◆ **Task to carry out**
Every line that contains the word "sphere" should be copied.

◆ **Record extracts**
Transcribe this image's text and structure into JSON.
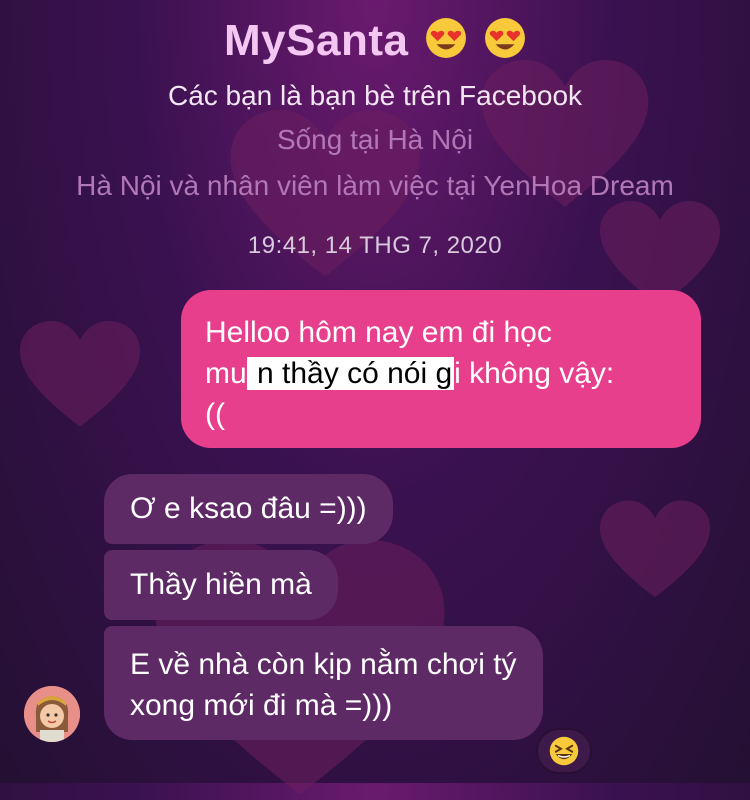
{
  "header": {
    "name": "MySanta",
    "emojis": [
      "heart-eyes-emoji",
      "heart-eyes-emoji"
    ],
    "line1": "Các bạn là bạn bè trên Facebook",
    "line2": "Sống tại Hà Nội",
    "line3": "Hà Nội và nhân viên làm việc tại YenHoa Dream"
  },
  "timestamp": "19:41, 14 THG 7, 2020",
  "messages": {
    "outgoing": {
      "line1": "Helloo hôm nay em đi học",
      "line2_pre": "mu",
      "line2_redacted": "  n thầy có nói g",
      "line2_post": "i không vậy:",
      "line3": "(("
    },
    "incoming": [
      {
        "text": "Ơ e ksao đâu =)))"
      },
      {
        "text": "Thầy hiền mà"
      },
      {
        "line1": "E về nhà còn kịp nằm chơi tý",
        "line2": "xong mới đi mà =)))"
      }
    ]
  },
  "reaction": {
    "icon": "grinning-squinting-emoji"
  },
  "colors": {
    "title": "#f4c7f2",
    "outgoing_bubble": "#e83f8d",
    "incoming_bubble": "#5e2a66",
    "background": "#3a1150"
  }
}
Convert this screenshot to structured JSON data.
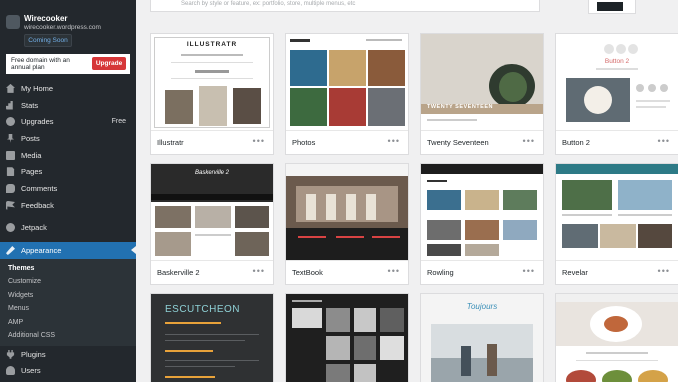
{
  "site": {
    "title": "Wirecooker",
    "url": "wirecooker.wordpress.com",
    "status_badge": "Coming Soon"
  },
  "promo": {
    "text": "Free domain with an annual plan",
    "button": "Upgrade"
  },
  "menu": {
    "home": "My Home",
    "stats": "Stats",
    "upgrades": "Upgrades",
    "upgrades_badge": "Free",
    "posts": "Posts",
    "media": "Media",
    "pages": "Pages",
    "comments": "Comments",
    "feedback": "Feedback",
    "jetpack": "Jetpack",
    "appearance": "Appearance",
    "plugins": "Plugins",
    "users": "Users"
  },
  "submenu": {
    "themes": "Themes",
    "customize": "Customize",
    "widgets": "Widgets",
    "menus": "Menus",
    "amp": "AMP",
    "additional_css": "Additional CSS"
  },
  "search": {
    "partial_text": "Search by style or feature, ex: portfolio, store, multiple menus, etc"
  },
  "themes": {
    "illustratr": "Illustratr",
    "photos": "Photos",
    "twenty_seventeen": "Twenty Seventeen",
    "button2": "Button 2",
    "baskerville2": "Baskerville 2",
    "textbook": "TextBook",
    "rowling": "Rowling",
    "revelar": "Revelar",
    "more": "•••"
  },
  "preview_text": {
    "illustratr_logo": "ILLUSTRATR",
    "button_logo": "Button 2",
    "twenty_seventeen_caption": "TWENTY SEVENTEEN",
    "baskerville_logo": "Baskerville 2",
    "escutcheon_logo": "ESCUTCHEON",
    "toujours_logo": "Toujours"
  },
  "colors": {
    "sidebar": "#23282d",
    "accent": "#2271b1",
    "upgrade": "#d63638"
  }
}
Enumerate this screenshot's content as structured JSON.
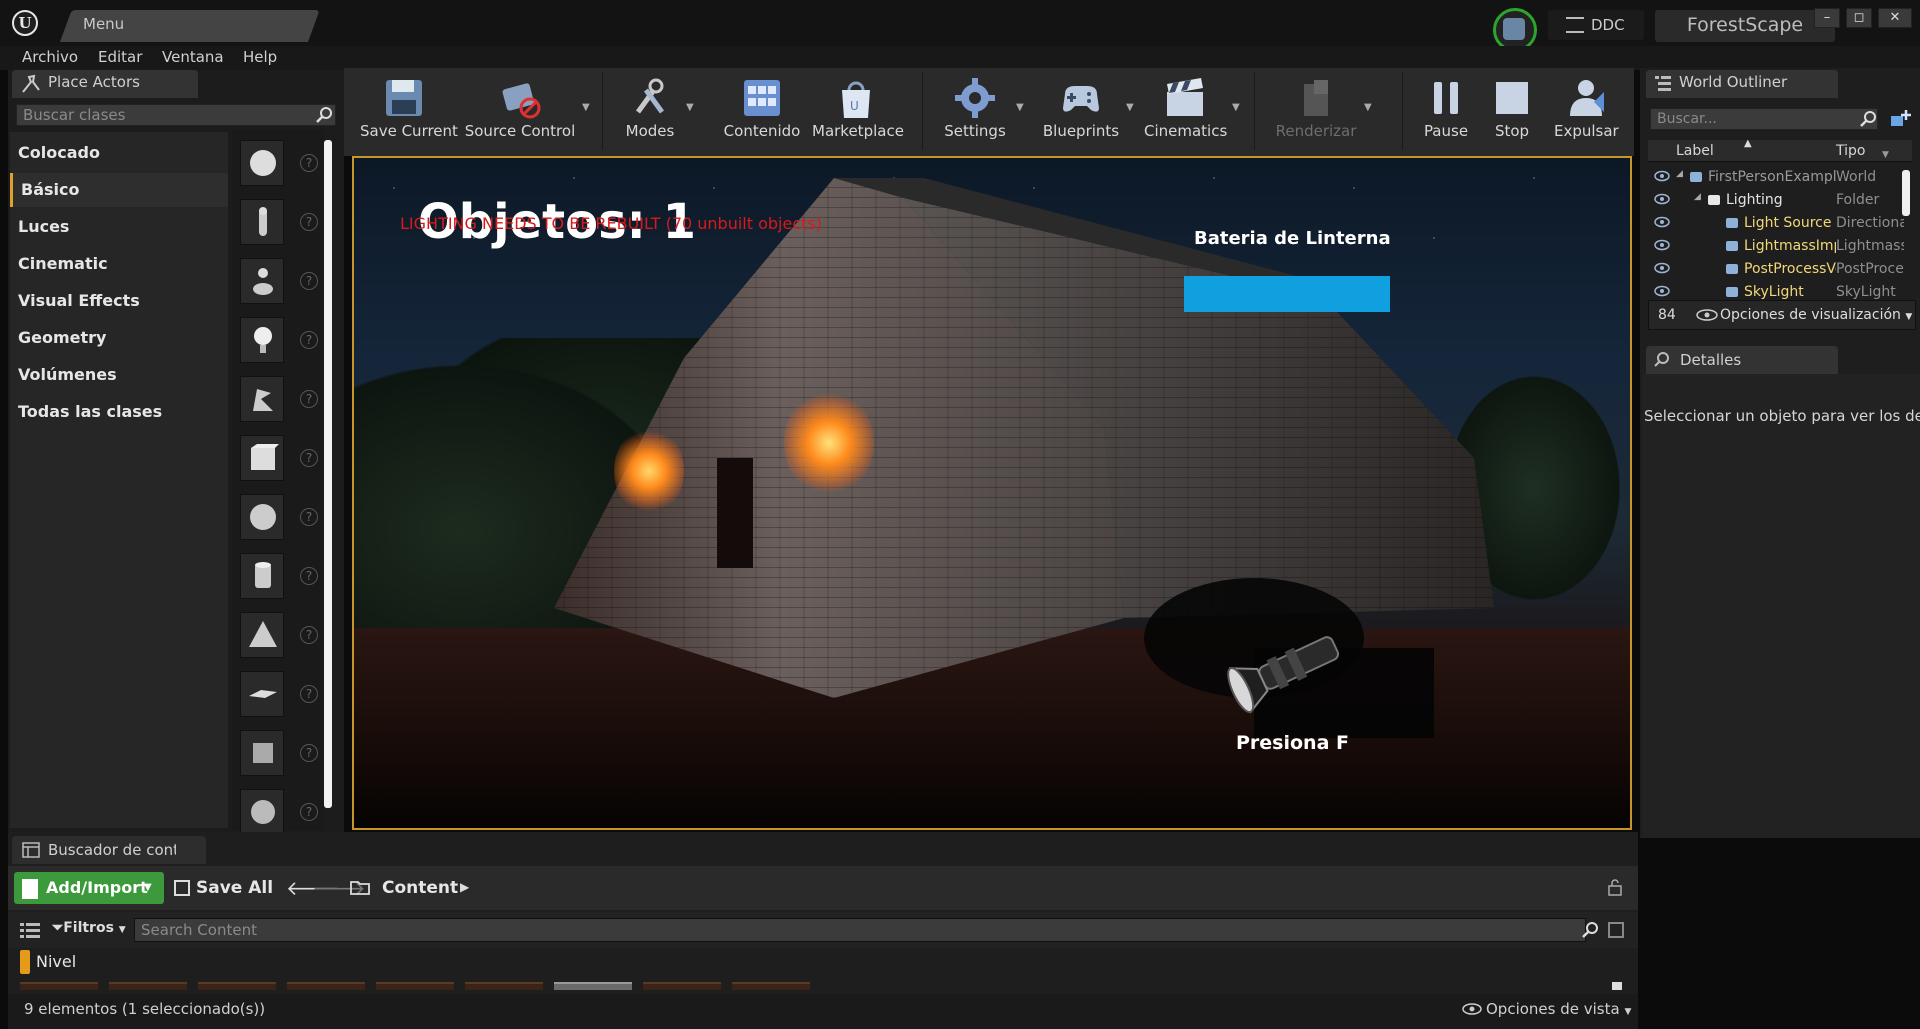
{
  "titlebar": {
    "menu_tab_label": "Menu",
    "ddc_label": "DDC",
    "project_name": "ForestScape",
    "minimize_label": "–",
    "maximize_label": "◻",
    "close_label": "✕"
  },
  "menubar": {
    "items": [
      "Archivo",
      "Editar",
      "Ventana",
      "Help"
    ]
  },
  "place_actors": {
    "tab_label": "Place Actors",
    "search_placeholder": "Buscar clases",
    "categories": [
      {
        "label": "Colocado recientemente",
        "active": false
      },
      {
        "label": "Básico",
        "active": true
      },
      {
        "label": "Luces",
        "active": false
      },
      {
        "label": "Cinematic",
        "active": false
      },
      {
        "label": "Visual Effects",
        "active": false
      },
      {
        "label": "Geometry",
        "active": false
      },
      {
        "label": "Volúmenes",
        "active": false
      },
      {
        "label": "Todas las clases",
        "active": false
      }
    ],
    "actor_icons": [
      "sphere-actor-icon",
      "character-icon",
      "pawn-icon",
      "point-light-icon",
      "player-start-icon",
      "cube-icon",
      "sphere-icon",
      "cylinder-icon",
      "cone-icon",
      "plane-icon",
      "box-trigger-icon",
      "sphere-trigger-icon"
    ],
    "help_glyph": "?"
  },
  "toolbar": {
    "tools": [
      {
        "id": "save-current",
        "label": "Save Current",
        "icon": "floppy-disk-icon",
        "dropdown": false,
        "disabled": false
      },
      {
        "id": "source-control",
        "label": "Source Control",
        "icon": "source-control-icon",
        "dropdown": true,
        "disabled": false
      },
      {
        "id": "modes",
        "label": "Modes",
        "icon": "tools-icon",
        "dropdown": true,
        "disabled": false
      },
      {
        "id": "contenido",
        "label": "Contenido",
        "icon": "content-grid-icon",
        "dropdown": false,
        "disabled": false
      },
      {
        "id": "marketplace",
        "label": "Marketplace",
        "icon": "marketplace-bag-icon",
        "dropdown": false,
        "disabled": false
      },
      {
        "id": "settings",
        "label": "Settings",
        "icon": "settings-gear-icon",
        "dropdown": true,
        "disabled": false
      },
      {
        "id": "blueprints",
        "label": "Blueprints",
        "icon": "gamepad-icon",
        "dropdown": true,
        "disabled": false
      },
      {
        "id": "cinematics",
        "label": "Cinematics",
        "icon": "clapperboard-icon",
        "dropdown": true,
        "disabled": false
      },
      {
        "id": "renderizar",
        "label": "Renderizar",
        "icon": "render-blocks-icon",
        "dropdown": true,
        "disabled": true
      },
      {
        "id": "pause",
        "label": "Pause",
        "icon": "pause-icon",
        "dropdown": false,
        "disabled": false
      },
      {
        "id": "stop",
        "label": "Stop",
        "icon": "stop-icon",
        "dropdown": false,
        "disabled": false
      },
      {
        "id": "expulsar",
        "label": "Expulsar",
        "icon": "eject-player-icon",
        "dropdown": false,
        "disabled": false
      }
    ],
    "dropdown_glyph": "▼"
  },
  "viewport": {
    "hud_objects": "Objetos: 1",
    "lighting_warning": "LIGHTING NEEDS TO BE REBUILT (70 unbuilt objects)",
    "battery_label": "Bateria de Linterna",
    "battery_level": 1.0,
    "press_label": "Presiona F",
    "colors": {
      "battery": "#10a0e0",
      "warning": "#d81a1a",
      "frame": "#c6962a"
    }
  },
  "world_outliner": {
    "tab_label": "World Outliner",
    "search_placeholder": "Buscar...",
    "col_label": "Label",
    "col_type": "Tipo",
    "sort_glyph": "▲",
    "rows": [
      {
        "name": "FirstPersonExampleMap",
        "type": "World",
        "icon": "world-icon",
        "depth": 0,
        "dim": true
      },
      {
        "name": "Lighting",
        "type": "Folder",
        "icon": "folder-icon",
        "depth": 1,
        "dim": false
      },
      {
        "name": "Light Source",
        "type": "DirectionalLight",
        "icon": "directional-light-icon",
        "depth": 2,
        "dim": false,
        "yellow": true
      },
      {
        "name": "LightmassImportanceVolume",
        "type": "LightmassImportanceVolume",
        "icon": "lightmass-volume-icon",
        "depth": 2,
        "dim": false,
        "yellow": true
      },
      {
        "name": "PostProcessVolume",
        "type": "PostProcessVolume",
        "icon": "postprocess-volume-icon",
        "depth": 2,
        "dim": false,
        "yellow": true
      },
      {
        "name": "SkyLight",
        "type": "SkyLight",
        "icon": "skylight-icon",
        "depth": 2,
        "dim": false,
        "yellow": true
      }
    ],
    "actor_count": "84",
    "view_options": "Opciones de visualización"
  },
  "details": {
    "tab_label": "Detalles",
    "hint": "Seleccionar un objeto para ver los detalles"
  },
  "content_browser": {
    "tab_label": "Buscador de contenido",
    "add_import": "Add/Import",
    "save_all": "Save All",
    "nav_back": "🡐",
    "nav_fwd": "🡒",
    "path_root": "Content",
    "path_arrow": "▶",
    "filters": "Filtros",
    "search_placeholder": "Search Content",
    "collection_label": "Nivel",
    "status_count": "9 elementos (1 seleccionado(s))",
    "view_options": "Opciones de vista"
  }
}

◆ **Answer to this task**
      "sphere-actor-icon",
      "sphere-icon",
      "sphere-trigger-icon"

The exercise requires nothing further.